▸ Exercise material:
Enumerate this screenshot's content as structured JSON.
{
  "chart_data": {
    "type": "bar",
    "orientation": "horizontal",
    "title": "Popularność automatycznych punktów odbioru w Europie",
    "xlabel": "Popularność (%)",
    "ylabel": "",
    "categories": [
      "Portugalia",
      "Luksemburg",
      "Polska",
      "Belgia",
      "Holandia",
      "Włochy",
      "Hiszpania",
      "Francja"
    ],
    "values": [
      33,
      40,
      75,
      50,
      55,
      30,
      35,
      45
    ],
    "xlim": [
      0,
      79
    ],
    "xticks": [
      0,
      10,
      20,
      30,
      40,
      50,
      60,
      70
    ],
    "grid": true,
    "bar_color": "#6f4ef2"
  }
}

▸ The task: Repeat all of the entries exactly.

▸ Solution to this exercise:
Enumerate this screenshot's content as structured JSON.
{
  "chart_data": {
    "type": "bar",
    "orientation": "horizontal",
    "title": "Popularność automatycznych punktów odbioru w Europie",
    "xlabel": "Popularność (%)",
    "ylabel": "",
    "categories": [
      "Portugalia",
      "Luksemburg",
      "Polska",
      "Belgia",
      "Holandia",
      "Włochy",
      "Hiszpania",
      "Francja"
    ],
    "values": [
      33,
      40,
      75,
      50,
      55,
      30,
      35,
      45
    ],
    "xlim": [
      0,
      79
    ],
    "xticks": [
      0,
      10,
      20,
      30,
      40,
      50,
      60,
      70
    ],
    "grid": true,
    "bar_color": "#6f4ef2"
  }
}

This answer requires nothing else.